> _Recorded data_:

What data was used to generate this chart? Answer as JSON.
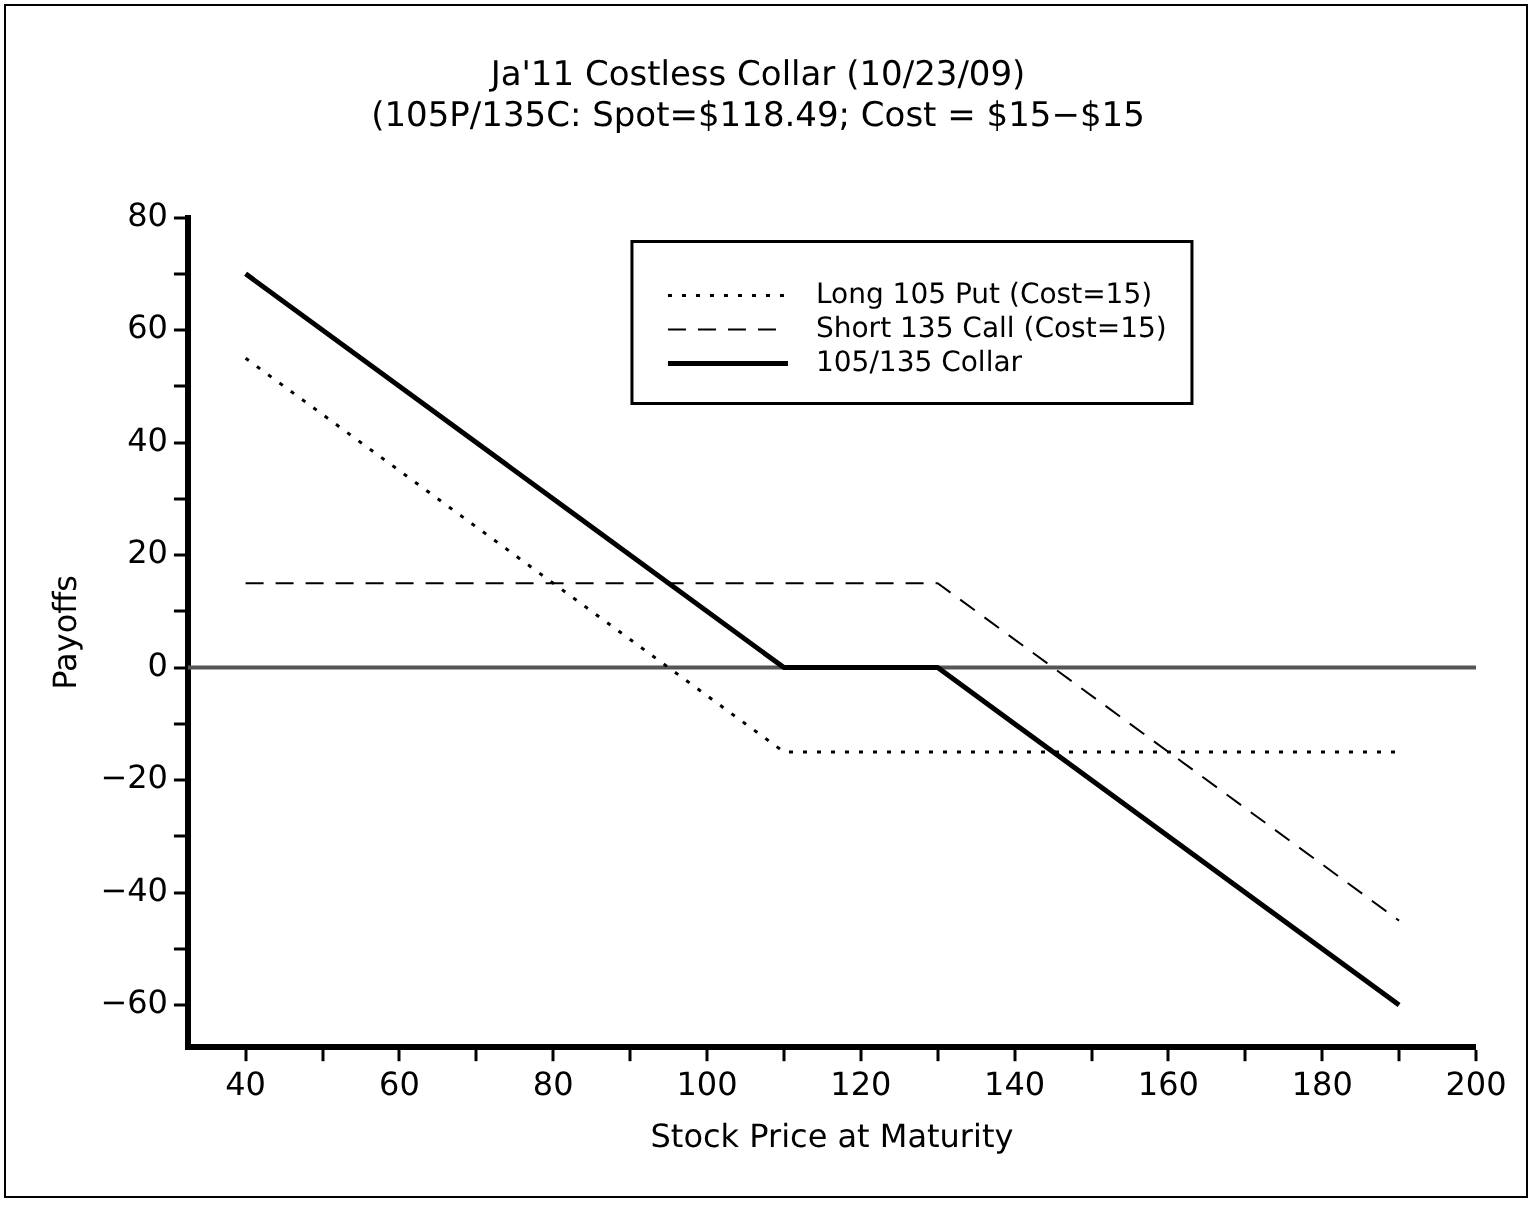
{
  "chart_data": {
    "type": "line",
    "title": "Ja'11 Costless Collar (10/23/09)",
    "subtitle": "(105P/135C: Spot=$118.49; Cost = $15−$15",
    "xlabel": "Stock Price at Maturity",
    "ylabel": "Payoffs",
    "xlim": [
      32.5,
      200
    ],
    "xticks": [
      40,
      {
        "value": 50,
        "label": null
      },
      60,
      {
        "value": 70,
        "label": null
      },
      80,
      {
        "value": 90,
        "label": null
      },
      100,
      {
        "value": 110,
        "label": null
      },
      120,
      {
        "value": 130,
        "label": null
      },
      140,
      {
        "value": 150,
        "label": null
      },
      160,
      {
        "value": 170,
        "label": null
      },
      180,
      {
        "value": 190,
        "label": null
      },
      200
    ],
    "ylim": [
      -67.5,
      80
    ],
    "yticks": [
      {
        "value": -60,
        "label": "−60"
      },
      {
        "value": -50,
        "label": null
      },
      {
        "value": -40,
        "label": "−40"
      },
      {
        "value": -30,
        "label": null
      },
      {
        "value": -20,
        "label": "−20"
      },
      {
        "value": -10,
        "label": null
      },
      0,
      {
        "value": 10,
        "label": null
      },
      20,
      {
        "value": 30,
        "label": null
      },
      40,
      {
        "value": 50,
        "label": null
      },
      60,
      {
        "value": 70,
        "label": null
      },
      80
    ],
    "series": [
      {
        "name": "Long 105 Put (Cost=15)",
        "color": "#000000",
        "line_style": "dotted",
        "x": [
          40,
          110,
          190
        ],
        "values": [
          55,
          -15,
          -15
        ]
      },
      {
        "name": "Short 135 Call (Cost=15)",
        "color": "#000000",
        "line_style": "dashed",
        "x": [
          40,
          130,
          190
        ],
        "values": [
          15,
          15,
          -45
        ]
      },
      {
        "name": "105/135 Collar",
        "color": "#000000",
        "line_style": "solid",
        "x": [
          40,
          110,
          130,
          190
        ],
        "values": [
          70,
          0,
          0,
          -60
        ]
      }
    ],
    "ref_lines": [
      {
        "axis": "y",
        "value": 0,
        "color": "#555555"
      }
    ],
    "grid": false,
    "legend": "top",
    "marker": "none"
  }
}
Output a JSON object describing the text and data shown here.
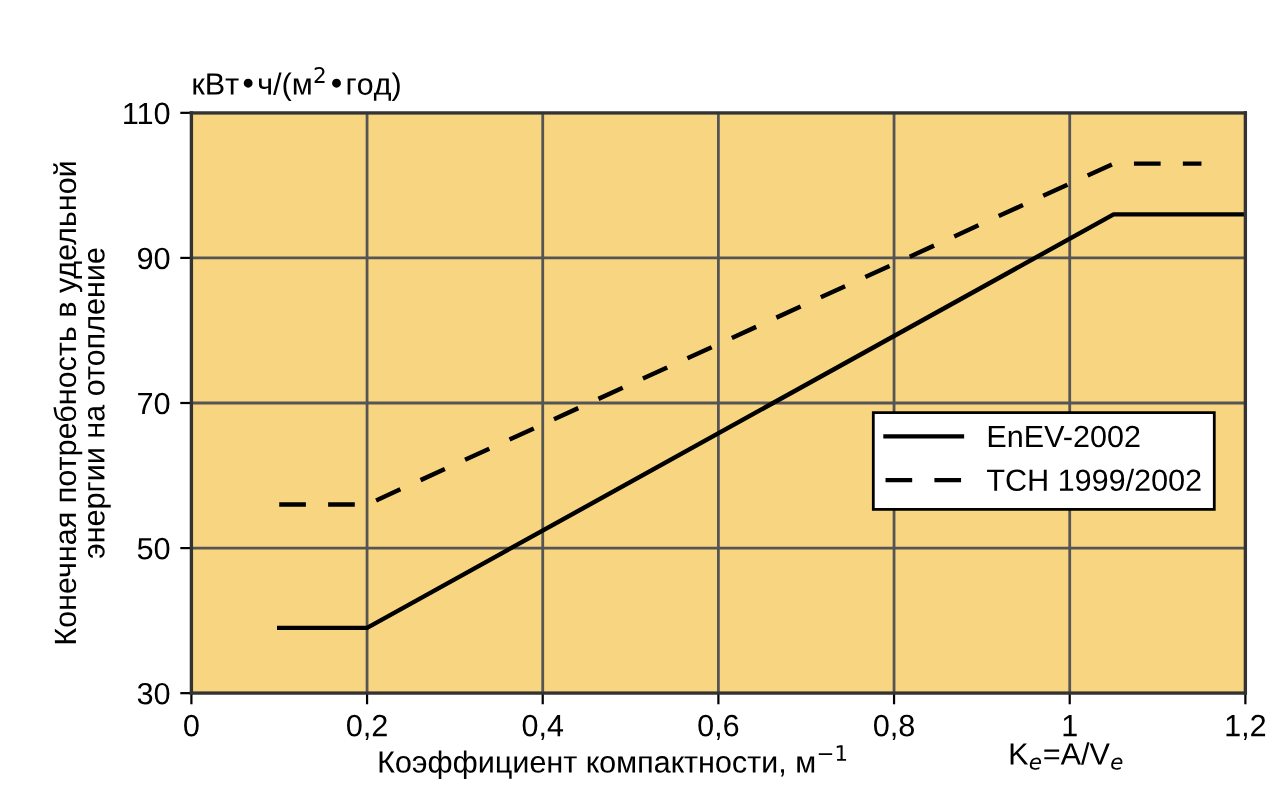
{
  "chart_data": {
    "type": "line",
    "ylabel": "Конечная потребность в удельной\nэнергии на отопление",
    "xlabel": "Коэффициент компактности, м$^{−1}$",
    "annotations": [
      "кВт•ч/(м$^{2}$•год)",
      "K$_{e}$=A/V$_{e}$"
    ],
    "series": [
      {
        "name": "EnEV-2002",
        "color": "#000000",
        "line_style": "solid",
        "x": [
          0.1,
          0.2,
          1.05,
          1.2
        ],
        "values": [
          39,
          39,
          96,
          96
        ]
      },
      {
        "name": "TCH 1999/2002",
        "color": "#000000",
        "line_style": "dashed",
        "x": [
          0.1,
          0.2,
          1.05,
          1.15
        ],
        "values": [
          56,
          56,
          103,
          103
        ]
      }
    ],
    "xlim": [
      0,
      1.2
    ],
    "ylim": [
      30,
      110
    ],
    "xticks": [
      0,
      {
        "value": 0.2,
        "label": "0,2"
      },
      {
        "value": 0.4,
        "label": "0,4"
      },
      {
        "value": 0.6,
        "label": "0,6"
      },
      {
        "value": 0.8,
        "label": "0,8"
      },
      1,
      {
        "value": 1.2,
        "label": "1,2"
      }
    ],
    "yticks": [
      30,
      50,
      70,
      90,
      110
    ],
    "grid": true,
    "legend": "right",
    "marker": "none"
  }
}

> _Problem_: Return every line of the records exactly as given, pictures excluded.

> _Task response_:
What data was used to generate this chart? Answer as JSON.
{
  "chart_data": {
    "type": "line",
    "title": "Ja'11 Costless Collar (10/23/09)",
    "subtitle": "(105P/135C: Spot=$118.49; Cost = $15−$15",
    "xlabel": "Stock Price at Maturity",
    "ylabel": "Payoffs",
    "xlim": [
      32.5,
      200
    ],
    "xticks": [
      40,
      {
        "value": 50,
        "label": null
      },
      60,
      {
        "value": 70,
        "label": null
      },
      80,
      {
        "value": 90,
        "label": null
      },
      100,
      {
        "value": 110,
        "label": null
      },
      120,
      {
        "value": 130,
        "label": null
      },
      140,
      {
        "value": 150,
        "label": null
      },
      160,
      {
        "value": 170,
        "label": null
      },
      180,
      {
        "value": 190,
        "label": null
      },
      200
    ],
    "ylim": [
      -67.5,
      80
    ],
    "yticks": [
      {
        "value": -60,
        "label": "−60"
      },
      {
        "value": -50,
        "label": null
      },
      {
        "value": -40,
        "label": "−40"
      },
      {
        "value": -30,
        "label": null
      },
      {
        "value": -20,
        "label": "−20"
      },
      {
        "value": -10,
        "label": null
      },
      0,
      {
        "value": 10,
        "label": null
      },
      20,
      {
        "value": 30,
        "label": null
      },
      40,
      {
        "value": 50,
        "label": null
      },
      60,
      {
        "value": 70,
        "label": null
      },
      80
    ],
    "series": [
      {
        "name": "Long 105 Put (Cost=15)",
        "color": "#000000",
        "line_style": "dotted",
        "x": [
          40,
          110,
          190
        ],
        "values": [
          55,
          -15,
          -15
        ]
      },
      {
        "name": "Short 135 Call (Cost=15)",
        "color": "#000000",
        "line_style": "dashed",
        "x": [
          40,
          130,
          190
        ],
        "values": [
          15,
          15,
          -45
        ]
      },
      {
        "name": "105/135 Collar",
        "color": "#000000",
        "line_style": "solid",
        "x": [
          40,
          110,
          130,
          190
        ],
        "values": [
          70,
          0,
          0,
          -60
        ]
      }
    ],
    "ref_lines": [
      {
        "axis": "y",
        "value": 0,
        "color": "#555555"
      }
    ],
    "grid": false,
    "legend": "top",
    "marker": "none"
  }
}
Output a JSON object describing the text and data shown here.
{
  "chart_data": {
    "type": "line",
    "ylabel": "Конечная потребность в удельной\nэнергии на отопление",
    "xlabel": "Коэффициент компактности, м$^{−1}$",
    "annotations": [
      "кВт•ч/(м$^{2}$•год)",
      "K$_{e}$=A/V$_{e}$"
    ],
    "series": [
      {
        "name": "EnEV-2002",
        "color": "#000000",
        "line_style": "solid",
        "x": [
          0.1,
          0.2,
          1.05,
          1.2
        ],
        "values": [
          39,
          39,
          96,
          96
        ]
      },
      {
        "name": "TCH 1999/2002",
        "color": "#000000",
        "line_style": "dashed",
        "x": [
          0.1,
          0.2,
          1.05,
          1.15
        ],
        "values": [
          56,
          56,
          103,
          103
        ]
      }
    ],
    "xlim": [
      0,
      1.2
    ],
    "ylim": [
      30,
      110
    ],
    "xticks": [
      0,
      {
        "value": 0.2,
        "label": "0,2"
      },
      {
        "value": 0.4,
        "label": "0,4"
      },
      {
        "value": 0.6,
        "label": "0,6"
      },
      {
        "value": 0.8,
        "label": "0,8"
      },
      1,
      {
        "value": 1.2,
        "label": "1,2"
      }
    ],
    "yticks": [
      30,
      50,
      70,
      90,
      110
    ],
    "grid": true,
    "legend": "right",
    "marker": "none"
  }
}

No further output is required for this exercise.